* Begin Provided entries *

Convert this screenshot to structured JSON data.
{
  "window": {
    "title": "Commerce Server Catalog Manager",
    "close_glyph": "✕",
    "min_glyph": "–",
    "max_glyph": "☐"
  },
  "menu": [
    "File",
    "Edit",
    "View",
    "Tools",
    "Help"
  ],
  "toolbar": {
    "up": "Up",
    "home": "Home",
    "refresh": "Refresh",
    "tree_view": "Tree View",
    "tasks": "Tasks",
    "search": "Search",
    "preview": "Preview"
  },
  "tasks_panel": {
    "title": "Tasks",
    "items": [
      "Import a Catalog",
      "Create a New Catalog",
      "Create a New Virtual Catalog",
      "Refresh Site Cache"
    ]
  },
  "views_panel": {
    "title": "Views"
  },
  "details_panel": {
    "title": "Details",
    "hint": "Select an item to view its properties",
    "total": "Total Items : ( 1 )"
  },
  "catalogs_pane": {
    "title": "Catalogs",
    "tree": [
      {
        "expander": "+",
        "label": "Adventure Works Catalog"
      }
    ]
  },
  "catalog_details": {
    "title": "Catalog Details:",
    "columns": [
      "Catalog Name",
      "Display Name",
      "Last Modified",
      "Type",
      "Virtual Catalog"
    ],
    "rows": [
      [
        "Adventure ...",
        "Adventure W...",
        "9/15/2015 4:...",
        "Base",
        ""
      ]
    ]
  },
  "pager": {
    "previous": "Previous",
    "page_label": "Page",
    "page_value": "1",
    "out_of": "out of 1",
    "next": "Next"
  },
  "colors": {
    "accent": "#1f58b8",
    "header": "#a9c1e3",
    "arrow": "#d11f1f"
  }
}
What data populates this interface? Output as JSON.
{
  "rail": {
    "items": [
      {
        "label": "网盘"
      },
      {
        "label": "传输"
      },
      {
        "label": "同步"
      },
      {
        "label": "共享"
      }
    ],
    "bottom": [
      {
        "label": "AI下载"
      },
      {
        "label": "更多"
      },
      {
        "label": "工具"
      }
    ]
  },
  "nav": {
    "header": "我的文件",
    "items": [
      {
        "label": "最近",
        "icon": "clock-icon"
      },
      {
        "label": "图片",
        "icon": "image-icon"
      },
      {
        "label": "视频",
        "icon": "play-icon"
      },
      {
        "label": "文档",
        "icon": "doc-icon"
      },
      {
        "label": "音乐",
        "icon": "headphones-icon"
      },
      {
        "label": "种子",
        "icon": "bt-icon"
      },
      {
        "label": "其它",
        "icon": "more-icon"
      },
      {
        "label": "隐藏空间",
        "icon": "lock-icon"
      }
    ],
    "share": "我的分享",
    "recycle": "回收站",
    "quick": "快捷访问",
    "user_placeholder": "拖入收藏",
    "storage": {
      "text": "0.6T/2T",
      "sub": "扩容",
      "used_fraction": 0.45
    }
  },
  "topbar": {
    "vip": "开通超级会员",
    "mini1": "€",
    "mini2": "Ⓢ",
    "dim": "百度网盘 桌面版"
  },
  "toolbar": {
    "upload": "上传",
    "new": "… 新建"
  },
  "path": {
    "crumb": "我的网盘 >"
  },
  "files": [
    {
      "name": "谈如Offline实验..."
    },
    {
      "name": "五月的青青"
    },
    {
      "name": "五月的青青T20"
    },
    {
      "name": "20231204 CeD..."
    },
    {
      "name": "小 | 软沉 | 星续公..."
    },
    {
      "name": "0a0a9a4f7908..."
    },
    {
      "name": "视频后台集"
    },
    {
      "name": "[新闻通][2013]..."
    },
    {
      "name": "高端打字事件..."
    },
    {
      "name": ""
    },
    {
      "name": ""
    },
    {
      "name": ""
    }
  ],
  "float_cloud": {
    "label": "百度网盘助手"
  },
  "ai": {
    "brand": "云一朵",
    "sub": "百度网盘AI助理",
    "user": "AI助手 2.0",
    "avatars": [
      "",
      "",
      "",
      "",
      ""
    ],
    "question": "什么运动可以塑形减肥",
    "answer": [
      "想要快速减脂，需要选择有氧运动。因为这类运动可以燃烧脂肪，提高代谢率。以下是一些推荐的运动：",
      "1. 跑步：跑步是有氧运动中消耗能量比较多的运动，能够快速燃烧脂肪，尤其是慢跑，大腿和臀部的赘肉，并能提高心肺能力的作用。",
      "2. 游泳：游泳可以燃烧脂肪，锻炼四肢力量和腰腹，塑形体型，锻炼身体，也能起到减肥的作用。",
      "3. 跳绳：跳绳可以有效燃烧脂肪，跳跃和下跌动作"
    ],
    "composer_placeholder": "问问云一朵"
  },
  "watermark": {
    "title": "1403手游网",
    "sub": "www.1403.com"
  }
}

* End Provided entries *

* What is asked *
Return all of the entries exactly as written.

* Complete output *
Convert this screenshot to structured JSON data.
{
  "window": {
    "title": "Commerce Server Catalog Manager",
    "close_glyph": "✕",
    "min_glyph": "–",
    "max_glyph": "☐"
  },
  "menu": [
    "File",
    "Edit",
    "View",
    "Tools",
    "Help"
  ],
  "toolbar": {
    "up": "Up",
    "home": "Home",
    "refresh": "Refresh",
    "tree_view": "Tree View",
    "tasks": "Tasks",
    "search": "Search",
    "preview": "Preview"
  },
  "tasks_panel": {
    "title": "Tasks",
    "items": [
      "Import a Catalog",
      "Create a New Catalog",
      "Create a New Virtual Catalog",
      "Refresh Site Cache"
    ]
  },
  "views_panel": {
    "title": "Views"
  },
  "details_panel": {
    "title": "Details",
    "hint": "Select an item to view its properties",
    "total": "Total Items : ( 1 )"
  },
  "catalogs_pane": {
    "title": "Catalogs",
    "tree": [
      {
        "expander": "+",
        "label": "Adventure Works Catalog"
      }
    ]
  },
  "catalog_details": {
    "title": "Catalog Details:",
    "columns": [
      "Catalog Name",
      "Display Name",
      "Last Modified",
      "Type",
      "Virtual Catalog"
    ],
    "rows": [
      [
        "Adventure ...",
        "Adventure W...",
        "9/15/2015 4:...",
        "Base",
        ""
      ]
    ]
  },
  "pager": {
    "previous": "Previous",
    "page_label": "Page",
    "page_value": "1",
    "out_of": "out of 1",
    "next": "Next"
  },
  "colors": {
    "accent": "#1f58b8",
    "header": "#a9c1e3",
    "arrow": "#d11f1f"
  }
}
What data populates this interface? Output as JSON.
{
  "rail": {
    "items": [
      {
        "label": "网盘"
      },
      {
        "label": "传输"
      },
      {
        "label": "同步"
      },
      {
        "label": "共享"
      }
    ],
    "bottom": [
      {
        "label": "AI下载"
      },
      {
        "label": "更多"
      },
      {
        "label": "工具"
      }
    ]
  },
  "nav": {
    "header": "我的文件",
    "items": [
      {
        "label": "最近",
        "icon": "clock-icon"
      },
      {
        "label": "图片",
        "icon": "image-icon"
      },
      {
        "label": "视频",
        "icon": "play-icon"
      },
      {
        "label": "文档",
        "icon": "doc-icon"
      },
      {
        "label": "音乐",
        "icon": "headphones-icon"
      },
      {
        "label": "种子",
        "icon": "bt-icon"
      },
      {
        "label": "其它",
        "icon": "more-icon"
      },
      {
        "label": "隐藏空间",
        "icon": "lock-icon"
      }
    ],
    "share": "我的分享",
    "recycle": "回收站",
    "quick": "快捷访问",
    "user_placeholder": "拖入收藏",
    "storage": {
      "text": "0.6T/2T",
      "sub": "扩容",
      "used_fraction": 0.45
    }
  },
  "topbar": {
    "vip": "开通超级会员",
    "mini1": "€",
    "mini2": "Ⓢ",
    "dim": "百度网盘 桌面版"
  },
  "toolbar": {
    "upload": "上传",
    "new": "… 新建"
  },
  "path": {
    "crumb": "我的网盘 >"
  },
  "files": [
    {
      "name": "谈如Offline实验..."
    },
    {
      "name": "五月的青青"
    },
    {
      "name": "五月的青青T20"
    },
    {
      "name": "20231204 CeD..."
    },
    {
      "name": "小 | 软沉 | 星续公..."
    },
    {
      "name": "0a0a9a4f7908..."
    },
    {
      "name": "视频后台集"
    },
    {
      "name": "[新闻通][2013]..."
    },
    {
      "name": "高端打字事件..."
    },
    {
      "name": ""
    },
    {
      "name": ""
    },
    {
      "name": ""
    }
  ],
  "float_cloud": {
    "label": "百度网盘助手"
  },
  "ai": {
    "brand": "云一朵",
    "sub": "百度网盘AI助理",
    "user": "AI助手 2.0",
    "avatars": [
      "",
      "",
      "",
      "",
      ""
    ],
    "question": "什么运动可以塑形减肥",
    "answer": [
      "想要快速减脂，需要选择有氧运动。因为这类运动可以燃烧脂肪，提高代谢率。以下是一些推荐的运动：",
      "1. 跑步：跑步是有氧运动中消耗能量比较多的运动，能够快速燃烧脂肪，尤其是慢跑，大腿和臀部的赘肉，并能提高心肺能力的作用。",
      "2. 游泳：游泳可以燃烧脂肪，锻炼四肢力量和腰腹，塑形体型，锻炼身体，也能起到减肥的作用。",
      "3. 跳绳：跳绳可以有效燃烧脂肪，跳跃和下跌动作"
    ],
    "composer_placeholder": "问问云一朵"
  },
  "watermark": {
    "title": "1403手游网",
    "sub": "www.1403.com"
  }
}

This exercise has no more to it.